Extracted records

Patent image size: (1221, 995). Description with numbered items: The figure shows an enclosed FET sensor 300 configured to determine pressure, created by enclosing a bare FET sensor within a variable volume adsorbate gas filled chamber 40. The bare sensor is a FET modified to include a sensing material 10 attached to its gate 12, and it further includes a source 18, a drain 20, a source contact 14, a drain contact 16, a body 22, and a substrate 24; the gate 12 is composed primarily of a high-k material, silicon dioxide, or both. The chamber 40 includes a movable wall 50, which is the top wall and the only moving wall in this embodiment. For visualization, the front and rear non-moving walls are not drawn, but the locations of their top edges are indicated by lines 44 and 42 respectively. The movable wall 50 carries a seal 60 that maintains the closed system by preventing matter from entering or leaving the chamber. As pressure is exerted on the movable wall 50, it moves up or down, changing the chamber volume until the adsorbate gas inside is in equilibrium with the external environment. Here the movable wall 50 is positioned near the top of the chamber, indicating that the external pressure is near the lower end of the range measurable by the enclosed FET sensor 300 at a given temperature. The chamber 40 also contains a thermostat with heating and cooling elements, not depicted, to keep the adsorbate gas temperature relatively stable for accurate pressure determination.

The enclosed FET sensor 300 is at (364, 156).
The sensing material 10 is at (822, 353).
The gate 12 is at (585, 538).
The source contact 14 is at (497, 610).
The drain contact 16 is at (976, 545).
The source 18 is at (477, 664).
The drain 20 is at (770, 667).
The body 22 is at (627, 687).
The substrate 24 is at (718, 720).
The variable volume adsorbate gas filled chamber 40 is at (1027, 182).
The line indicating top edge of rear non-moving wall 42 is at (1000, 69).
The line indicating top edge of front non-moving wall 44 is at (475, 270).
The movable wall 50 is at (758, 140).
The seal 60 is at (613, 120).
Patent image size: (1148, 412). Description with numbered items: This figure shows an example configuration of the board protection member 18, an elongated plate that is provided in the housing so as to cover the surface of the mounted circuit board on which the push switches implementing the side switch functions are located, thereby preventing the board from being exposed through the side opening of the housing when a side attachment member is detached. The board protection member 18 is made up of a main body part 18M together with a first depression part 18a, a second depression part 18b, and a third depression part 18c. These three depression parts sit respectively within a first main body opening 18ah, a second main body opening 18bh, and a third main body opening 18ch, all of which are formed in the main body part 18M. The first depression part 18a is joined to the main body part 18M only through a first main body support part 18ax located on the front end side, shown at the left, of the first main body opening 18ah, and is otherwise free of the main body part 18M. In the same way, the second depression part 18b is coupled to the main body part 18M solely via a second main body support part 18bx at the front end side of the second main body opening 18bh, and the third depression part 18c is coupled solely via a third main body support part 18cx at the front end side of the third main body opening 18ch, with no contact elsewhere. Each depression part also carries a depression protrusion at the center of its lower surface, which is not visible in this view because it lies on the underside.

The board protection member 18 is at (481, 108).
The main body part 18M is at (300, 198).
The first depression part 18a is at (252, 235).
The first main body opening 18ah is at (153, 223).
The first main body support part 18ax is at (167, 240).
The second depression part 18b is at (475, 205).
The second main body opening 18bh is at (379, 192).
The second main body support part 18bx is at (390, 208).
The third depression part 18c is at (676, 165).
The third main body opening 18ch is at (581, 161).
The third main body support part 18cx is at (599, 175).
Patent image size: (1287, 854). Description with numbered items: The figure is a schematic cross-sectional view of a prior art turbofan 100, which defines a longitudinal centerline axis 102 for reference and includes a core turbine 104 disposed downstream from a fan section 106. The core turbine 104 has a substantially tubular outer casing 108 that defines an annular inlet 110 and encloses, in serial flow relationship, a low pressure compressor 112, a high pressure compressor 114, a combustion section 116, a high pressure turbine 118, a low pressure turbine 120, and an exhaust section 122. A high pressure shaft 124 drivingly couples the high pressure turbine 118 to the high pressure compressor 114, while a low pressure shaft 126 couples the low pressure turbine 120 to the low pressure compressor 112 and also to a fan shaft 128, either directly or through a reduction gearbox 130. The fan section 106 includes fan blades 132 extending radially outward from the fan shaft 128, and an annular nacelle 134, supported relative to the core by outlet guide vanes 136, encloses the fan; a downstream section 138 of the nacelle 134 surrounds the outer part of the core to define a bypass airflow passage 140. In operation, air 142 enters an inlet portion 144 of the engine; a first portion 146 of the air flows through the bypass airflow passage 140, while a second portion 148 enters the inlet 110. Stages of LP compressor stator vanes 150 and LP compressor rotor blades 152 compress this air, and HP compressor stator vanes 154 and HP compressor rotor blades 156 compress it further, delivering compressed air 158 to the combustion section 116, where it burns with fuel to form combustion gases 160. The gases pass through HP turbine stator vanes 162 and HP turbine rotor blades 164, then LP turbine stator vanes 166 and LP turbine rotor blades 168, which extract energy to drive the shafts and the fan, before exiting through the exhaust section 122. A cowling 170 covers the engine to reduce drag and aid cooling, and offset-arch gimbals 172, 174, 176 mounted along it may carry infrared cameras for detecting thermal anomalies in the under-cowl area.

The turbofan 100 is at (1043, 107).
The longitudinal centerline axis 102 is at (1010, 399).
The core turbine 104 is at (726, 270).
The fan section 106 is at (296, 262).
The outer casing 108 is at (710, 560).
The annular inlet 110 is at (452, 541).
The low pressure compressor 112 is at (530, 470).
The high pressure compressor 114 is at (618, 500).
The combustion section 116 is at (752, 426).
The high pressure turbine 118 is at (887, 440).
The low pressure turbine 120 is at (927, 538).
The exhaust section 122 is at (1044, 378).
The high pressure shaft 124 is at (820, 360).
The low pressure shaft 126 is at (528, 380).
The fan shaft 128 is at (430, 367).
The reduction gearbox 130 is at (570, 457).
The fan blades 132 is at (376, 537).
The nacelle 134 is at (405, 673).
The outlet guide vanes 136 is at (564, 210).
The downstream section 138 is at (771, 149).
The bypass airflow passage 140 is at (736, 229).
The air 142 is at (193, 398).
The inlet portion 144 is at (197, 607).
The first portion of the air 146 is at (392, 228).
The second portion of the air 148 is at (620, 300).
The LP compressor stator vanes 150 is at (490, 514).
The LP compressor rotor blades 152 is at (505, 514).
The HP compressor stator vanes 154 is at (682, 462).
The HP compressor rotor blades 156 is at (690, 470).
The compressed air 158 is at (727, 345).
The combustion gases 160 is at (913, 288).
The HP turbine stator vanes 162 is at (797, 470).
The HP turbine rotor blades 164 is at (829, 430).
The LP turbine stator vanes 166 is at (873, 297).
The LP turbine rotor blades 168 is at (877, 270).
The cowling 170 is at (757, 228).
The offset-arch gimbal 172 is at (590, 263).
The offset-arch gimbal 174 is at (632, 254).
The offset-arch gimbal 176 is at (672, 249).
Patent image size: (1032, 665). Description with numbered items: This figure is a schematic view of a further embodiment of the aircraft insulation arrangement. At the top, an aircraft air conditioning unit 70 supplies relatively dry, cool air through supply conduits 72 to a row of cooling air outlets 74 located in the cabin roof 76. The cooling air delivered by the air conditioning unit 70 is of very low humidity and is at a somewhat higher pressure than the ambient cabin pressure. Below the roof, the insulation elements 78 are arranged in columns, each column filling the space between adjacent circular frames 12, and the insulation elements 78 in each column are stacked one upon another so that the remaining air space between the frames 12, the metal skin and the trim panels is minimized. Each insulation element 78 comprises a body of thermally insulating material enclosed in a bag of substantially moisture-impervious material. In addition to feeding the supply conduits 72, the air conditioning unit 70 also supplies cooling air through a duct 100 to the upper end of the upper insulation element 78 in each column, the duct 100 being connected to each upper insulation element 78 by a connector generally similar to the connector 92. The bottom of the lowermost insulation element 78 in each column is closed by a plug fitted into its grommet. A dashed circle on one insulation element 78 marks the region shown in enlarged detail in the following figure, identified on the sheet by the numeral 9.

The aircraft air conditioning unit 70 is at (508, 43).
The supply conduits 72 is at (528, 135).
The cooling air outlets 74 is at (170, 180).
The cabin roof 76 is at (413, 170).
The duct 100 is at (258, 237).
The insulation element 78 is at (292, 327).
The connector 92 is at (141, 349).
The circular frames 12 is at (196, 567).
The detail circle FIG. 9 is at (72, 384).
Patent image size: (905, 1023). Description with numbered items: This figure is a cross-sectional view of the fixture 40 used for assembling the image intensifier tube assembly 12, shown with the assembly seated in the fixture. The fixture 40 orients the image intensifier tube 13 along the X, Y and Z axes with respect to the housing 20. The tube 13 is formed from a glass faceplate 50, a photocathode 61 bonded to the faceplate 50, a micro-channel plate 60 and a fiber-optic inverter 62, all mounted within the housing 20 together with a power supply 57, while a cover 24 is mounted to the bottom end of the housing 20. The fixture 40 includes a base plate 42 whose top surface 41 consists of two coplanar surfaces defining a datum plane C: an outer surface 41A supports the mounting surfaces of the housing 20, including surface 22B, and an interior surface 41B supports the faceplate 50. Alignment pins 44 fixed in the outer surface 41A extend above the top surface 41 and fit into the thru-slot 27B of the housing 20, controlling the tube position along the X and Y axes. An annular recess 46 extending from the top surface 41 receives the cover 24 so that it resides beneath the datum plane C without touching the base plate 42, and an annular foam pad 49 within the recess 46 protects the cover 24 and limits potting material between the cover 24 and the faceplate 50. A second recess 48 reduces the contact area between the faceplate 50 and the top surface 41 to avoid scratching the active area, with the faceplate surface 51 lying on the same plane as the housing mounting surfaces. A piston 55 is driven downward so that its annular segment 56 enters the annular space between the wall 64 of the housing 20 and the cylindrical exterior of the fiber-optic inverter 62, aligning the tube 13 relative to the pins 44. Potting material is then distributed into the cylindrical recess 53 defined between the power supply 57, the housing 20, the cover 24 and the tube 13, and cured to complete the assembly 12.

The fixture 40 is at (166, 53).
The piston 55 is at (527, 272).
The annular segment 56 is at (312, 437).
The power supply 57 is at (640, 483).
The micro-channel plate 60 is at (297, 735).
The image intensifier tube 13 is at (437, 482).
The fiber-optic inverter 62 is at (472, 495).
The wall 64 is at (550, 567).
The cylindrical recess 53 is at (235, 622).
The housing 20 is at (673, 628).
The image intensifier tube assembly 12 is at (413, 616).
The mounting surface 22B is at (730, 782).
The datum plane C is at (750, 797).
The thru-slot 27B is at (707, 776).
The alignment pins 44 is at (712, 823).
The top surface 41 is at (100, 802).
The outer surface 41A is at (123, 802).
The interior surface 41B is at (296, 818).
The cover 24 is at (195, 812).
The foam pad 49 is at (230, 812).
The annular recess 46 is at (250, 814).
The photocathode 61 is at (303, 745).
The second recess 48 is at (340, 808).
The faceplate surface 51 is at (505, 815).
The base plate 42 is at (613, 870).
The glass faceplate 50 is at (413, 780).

Problem to solve
Reproduce the portion of the material that begins with its first line and ends with the line containing "The line indicating top edge of rear", including both ends.

Result of the task
Patent image size: (1221, 995). Description with numbered items: The figure shows an enclosed FET sensor 300 configured to determine pressure, created by enclosing a bare FET sensor within a variable volume adsorbate gas filled chamber 40. The bare sensor is a FET modified to include a sensing material 10 attached to its gate 12, and it further includes a source 18, a drain 20, a source contact 14, a drain contact 16, a body 22, and a substrate 24; the gate 12 is composed primarily of a high-k material, silicon dioxide, or both. The chamber 40 includes a movable wall 50, which is the top wall and the only moving wall in this embodiment. For visualization, the front and rear non-moving walls are not drawn, but the locations of their top edges are indicated by lines 44 and 42 respectively. The movable wall 50 carries a seal 60 that maintains the closed system by preventing matter from entering or leaving the chamber. As pressure is exerted on the movable wall 50, it moves up or down, changing the chamber volume until the adsorbate gas inside is in equilibrium with the external environment. Here the movable wall 50 is positioned near the top of the chamber, indicating that the external pressure is near the lower end of the range measurable by the enclosed FET sensor 300 at a given temperature. The chamber 40 also contains a thermostat with heating and cooling elements, not depicted, to keep the adsorbate gas temperature relatively stable for accurate pressure determination.

The enclosed FET sensor 300 is at (364, 156).
The sensing material 10 is at (822, 353).
The gate 12 is at (585, 538).
The source contact 14 is at (497, 610).
The drain contact 16 is at (976, 545).
The source 18 is at (477, 664).
The drain 20 is at (770, 667).
The body 22 is at (627, 687).
The substrate 24 is at (718, 720).
The variable volume adsorbate gas filled chamber 40 is at (1027, 182).
The line indicating top edge of rear non-moving wall 42 is at (1000, 69).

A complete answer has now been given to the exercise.